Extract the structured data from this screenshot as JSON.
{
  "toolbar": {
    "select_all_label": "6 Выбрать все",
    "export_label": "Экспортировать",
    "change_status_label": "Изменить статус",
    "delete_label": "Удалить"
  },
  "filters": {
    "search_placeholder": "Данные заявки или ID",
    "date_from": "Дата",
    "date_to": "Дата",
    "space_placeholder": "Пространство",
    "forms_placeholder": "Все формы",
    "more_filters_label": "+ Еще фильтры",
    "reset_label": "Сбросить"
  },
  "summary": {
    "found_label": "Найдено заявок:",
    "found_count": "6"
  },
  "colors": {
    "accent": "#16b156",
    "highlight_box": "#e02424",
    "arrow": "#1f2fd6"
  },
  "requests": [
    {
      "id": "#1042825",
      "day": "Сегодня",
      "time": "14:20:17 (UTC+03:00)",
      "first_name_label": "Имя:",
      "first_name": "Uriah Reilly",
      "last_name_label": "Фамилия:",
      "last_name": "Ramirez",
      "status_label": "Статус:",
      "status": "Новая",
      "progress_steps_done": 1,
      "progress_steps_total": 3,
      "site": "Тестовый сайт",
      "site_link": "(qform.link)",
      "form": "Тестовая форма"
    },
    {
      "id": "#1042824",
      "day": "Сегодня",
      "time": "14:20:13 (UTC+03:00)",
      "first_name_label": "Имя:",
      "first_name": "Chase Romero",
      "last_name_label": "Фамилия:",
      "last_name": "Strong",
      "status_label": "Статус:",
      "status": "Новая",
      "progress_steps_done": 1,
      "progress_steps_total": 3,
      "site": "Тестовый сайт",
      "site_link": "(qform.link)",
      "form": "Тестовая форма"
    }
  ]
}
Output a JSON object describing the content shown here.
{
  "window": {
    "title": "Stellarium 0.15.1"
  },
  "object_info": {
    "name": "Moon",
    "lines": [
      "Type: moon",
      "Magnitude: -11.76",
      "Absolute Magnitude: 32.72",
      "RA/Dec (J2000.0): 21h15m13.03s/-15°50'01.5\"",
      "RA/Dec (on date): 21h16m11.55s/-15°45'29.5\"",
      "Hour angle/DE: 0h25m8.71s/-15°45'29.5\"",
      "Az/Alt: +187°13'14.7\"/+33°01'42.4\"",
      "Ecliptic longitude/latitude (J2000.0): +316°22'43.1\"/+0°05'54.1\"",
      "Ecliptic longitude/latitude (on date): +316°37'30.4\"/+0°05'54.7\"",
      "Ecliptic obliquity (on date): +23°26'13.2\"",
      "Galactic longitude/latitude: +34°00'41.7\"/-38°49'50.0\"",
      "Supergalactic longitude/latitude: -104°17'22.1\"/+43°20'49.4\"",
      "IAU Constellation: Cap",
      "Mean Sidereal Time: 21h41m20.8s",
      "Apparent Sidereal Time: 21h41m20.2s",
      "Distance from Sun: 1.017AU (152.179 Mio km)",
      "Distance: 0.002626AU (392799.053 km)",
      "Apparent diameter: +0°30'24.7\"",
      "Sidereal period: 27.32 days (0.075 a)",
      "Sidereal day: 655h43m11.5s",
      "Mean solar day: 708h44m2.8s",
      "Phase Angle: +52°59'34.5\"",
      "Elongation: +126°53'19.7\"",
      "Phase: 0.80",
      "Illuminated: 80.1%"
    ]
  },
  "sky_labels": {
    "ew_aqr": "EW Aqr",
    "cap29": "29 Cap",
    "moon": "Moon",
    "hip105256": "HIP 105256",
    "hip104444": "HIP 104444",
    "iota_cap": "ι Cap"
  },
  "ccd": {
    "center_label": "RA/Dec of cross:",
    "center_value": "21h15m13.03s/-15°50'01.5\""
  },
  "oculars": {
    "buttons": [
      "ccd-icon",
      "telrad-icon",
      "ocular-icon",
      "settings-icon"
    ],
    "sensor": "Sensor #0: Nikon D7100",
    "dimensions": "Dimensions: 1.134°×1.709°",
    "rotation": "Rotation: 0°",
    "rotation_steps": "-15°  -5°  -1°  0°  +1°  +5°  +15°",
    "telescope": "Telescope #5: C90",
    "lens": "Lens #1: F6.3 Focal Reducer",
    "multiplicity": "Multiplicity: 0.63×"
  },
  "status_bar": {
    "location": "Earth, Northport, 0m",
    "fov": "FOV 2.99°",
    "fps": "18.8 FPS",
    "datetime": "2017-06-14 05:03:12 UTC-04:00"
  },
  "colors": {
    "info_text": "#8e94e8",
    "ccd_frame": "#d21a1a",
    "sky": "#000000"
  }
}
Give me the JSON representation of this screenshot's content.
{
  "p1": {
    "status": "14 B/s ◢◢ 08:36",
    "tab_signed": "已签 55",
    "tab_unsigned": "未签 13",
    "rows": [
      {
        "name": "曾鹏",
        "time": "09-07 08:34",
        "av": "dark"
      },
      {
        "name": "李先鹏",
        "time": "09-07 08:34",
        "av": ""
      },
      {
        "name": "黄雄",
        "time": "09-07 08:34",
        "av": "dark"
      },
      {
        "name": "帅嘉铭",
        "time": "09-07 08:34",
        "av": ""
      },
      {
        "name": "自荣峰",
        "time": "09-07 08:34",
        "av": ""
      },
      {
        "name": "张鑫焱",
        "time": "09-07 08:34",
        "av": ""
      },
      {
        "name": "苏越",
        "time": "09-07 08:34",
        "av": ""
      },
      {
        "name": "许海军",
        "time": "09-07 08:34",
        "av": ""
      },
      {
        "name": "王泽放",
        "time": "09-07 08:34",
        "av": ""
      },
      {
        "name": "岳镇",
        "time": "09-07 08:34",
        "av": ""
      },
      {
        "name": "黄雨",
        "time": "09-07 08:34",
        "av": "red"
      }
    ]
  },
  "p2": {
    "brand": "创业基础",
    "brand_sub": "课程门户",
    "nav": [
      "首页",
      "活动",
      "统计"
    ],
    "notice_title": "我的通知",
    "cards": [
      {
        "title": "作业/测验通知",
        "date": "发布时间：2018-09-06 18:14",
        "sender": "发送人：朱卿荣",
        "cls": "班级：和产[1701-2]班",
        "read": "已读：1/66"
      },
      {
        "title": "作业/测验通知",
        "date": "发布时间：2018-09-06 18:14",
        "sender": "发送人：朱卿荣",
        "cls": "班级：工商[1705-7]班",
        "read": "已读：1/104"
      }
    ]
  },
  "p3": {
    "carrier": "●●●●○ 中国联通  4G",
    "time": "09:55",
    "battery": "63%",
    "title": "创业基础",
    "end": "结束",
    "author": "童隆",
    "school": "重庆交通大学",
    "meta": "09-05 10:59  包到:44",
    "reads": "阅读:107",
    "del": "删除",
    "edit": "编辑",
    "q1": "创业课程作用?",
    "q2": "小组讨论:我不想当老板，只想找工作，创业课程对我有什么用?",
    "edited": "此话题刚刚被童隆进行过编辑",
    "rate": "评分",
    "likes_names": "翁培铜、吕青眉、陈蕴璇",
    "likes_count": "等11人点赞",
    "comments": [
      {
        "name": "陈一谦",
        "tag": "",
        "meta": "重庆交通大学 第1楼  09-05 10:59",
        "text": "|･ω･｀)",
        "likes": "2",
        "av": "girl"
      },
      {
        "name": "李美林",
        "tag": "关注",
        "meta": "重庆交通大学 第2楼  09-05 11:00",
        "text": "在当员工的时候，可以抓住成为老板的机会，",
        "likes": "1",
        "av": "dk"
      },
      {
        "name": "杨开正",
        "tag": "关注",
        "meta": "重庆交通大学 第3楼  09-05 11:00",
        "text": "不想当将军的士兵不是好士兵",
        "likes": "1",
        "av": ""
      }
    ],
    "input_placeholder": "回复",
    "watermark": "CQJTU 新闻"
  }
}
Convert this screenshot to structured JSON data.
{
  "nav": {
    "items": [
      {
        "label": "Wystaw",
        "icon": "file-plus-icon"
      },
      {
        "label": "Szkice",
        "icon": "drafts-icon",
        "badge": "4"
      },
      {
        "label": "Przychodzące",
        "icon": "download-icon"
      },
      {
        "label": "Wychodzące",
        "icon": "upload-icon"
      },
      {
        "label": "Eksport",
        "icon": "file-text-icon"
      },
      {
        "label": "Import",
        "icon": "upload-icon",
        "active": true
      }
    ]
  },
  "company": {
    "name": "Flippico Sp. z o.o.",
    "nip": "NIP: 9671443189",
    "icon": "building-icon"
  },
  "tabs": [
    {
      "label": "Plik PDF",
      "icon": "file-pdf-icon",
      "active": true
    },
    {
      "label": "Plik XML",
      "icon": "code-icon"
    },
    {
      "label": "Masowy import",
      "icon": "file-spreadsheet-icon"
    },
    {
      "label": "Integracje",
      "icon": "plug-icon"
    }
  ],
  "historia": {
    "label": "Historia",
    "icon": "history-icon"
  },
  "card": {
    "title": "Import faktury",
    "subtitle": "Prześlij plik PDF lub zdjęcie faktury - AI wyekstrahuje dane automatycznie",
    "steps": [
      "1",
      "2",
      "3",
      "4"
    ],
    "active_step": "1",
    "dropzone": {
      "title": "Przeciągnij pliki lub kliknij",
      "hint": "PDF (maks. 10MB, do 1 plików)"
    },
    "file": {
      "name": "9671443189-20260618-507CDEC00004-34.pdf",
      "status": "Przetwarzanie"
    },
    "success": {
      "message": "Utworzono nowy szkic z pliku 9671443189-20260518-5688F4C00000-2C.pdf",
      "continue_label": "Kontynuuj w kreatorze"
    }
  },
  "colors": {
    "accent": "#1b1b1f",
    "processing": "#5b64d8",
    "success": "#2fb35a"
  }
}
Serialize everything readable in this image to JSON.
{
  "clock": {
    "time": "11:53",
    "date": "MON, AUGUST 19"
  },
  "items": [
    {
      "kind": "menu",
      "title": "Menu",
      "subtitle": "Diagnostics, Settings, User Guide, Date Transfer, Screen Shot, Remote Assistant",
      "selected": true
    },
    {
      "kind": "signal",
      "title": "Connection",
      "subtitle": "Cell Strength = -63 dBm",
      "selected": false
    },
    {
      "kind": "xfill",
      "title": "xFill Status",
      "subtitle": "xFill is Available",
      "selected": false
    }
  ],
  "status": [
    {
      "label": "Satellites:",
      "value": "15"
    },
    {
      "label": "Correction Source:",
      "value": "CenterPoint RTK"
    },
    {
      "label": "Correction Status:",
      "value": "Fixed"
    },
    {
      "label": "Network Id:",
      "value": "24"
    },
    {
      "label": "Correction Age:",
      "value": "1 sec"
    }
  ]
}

========================================================================

→ EXERCISE OBJECTIVE
Count every line in the data where the string "subtitle" occurs. Give nothing except the number.

→ OUTPUT BELOW
4